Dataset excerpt

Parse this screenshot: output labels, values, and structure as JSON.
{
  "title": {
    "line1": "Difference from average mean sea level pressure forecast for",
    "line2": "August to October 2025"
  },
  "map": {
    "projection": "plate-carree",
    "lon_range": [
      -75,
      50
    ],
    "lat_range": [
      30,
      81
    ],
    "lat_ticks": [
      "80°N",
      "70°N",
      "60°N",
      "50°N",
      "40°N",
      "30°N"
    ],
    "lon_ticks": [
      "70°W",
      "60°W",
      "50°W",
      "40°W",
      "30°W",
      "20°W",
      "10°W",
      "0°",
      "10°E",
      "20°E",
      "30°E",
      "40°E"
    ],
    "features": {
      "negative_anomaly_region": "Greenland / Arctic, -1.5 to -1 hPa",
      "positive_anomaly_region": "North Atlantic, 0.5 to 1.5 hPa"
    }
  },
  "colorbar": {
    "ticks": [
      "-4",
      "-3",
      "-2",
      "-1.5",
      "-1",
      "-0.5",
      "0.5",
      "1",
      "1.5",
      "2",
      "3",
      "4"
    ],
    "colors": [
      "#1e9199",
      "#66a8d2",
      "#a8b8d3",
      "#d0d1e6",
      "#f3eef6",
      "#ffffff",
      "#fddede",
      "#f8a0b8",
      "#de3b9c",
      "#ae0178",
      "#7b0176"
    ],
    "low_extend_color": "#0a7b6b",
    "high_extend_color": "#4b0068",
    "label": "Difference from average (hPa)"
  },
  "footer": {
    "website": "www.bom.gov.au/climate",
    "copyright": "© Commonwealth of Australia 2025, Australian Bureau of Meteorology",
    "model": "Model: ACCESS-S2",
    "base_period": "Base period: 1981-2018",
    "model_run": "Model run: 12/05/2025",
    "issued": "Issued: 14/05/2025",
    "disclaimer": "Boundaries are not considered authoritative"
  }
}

§ **Your goal**:
Identify which lines contain the word "Model" and copy each one.

§ **Answer to the task**:
    "model": "Model: ACCESS-S2",
    "model_run": "Model run: 12/05/2025",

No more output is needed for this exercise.